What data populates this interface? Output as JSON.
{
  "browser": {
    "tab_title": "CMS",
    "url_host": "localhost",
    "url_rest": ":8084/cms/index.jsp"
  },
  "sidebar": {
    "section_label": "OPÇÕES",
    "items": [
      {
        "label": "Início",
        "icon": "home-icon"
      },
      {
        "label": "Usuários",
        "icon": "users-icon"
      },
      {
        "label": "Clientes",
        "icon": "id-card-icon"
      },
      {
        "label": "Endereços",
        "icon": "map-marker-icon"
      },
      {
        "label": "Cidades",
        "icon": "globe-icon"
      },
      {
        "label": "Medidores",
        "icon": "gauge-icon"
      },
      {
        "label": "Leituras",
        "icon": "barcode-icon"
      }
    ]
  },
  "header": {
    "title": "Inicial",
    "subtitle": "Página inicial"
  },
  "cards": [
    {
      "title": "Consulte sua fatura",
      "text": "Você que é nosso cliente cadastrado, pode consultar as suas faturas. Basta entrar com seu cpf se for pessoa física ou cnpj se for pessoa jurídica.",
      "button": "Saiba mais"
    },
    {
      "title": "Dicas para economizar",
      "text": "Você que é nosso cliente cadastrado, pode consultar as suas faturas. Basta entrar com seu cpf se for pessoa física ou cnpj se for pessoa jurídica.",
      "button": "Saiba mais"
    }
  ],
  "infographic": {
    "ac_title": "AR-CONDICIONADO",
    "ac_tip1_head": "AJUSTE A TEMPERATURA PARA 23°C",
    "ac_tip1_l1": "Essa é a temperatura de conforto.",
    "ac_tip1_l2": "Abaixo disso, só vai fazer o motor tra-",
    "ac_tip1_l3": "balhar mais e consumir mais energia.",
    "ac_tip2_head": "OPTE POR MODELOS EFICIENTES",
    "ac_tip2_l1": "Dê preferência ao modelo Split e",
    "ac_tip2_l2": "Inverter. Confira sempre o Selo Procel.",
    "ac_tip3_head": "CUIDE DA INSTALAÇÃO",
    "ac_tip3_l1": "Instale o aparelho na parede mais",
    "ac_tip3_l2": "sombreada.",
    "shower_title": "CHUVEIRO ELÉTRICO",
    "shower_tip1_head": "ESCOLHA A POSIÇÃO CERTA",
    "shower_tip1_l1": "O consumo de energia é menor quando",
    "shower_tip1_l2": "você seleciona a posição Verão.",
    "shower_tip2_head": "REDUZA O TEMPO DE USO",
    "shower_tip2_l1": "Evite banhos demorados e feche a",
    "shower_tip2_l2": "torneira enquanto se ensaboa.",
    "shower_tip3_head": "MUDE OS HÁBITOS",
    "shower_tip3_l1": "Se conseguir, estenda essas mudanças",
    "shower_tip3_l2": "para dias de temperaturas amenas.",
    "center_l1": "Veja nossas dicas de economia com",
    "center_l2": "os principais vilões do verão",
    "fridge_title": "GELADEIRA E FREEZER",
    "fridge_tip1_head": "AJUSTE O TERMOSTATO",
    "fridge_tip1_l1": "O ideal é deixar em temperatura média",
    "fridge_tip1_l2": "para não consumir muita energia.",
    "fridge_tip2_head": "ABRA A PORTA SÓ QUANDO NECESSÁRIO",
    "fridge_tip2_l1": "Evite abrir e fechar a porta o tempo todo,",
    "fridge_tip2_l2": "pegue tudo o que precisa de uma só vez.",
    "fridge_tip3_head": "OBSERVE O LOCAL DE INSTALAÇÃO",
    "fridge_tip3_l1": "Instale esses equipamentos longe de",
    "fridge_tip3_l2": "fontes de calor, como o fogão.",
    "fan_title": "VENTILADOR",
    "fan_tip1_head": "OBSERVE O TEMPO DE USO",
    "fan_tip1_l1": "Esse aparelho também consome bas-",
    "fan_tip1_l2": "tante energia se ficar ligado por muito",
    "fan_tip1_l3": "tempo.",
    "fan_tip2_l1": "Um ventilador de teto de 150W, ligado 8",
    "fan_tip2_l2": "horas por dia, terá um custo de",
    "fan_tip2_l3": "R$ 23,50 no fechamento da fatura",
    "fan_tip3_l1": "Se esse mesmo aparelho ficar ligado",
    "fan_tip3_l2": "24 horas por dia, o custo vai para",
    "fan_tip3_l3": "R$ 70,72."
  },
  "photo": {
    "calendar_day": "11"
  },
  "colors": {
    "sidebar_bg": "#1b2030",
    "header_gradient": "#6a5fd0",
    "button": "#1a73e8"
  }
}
※
### WHAT TO PRODUCE
Each line containing the word "aparelho" counts once; say how many such lines there are, giving only the number.

### SOLUTION TO THE PROBLEM
3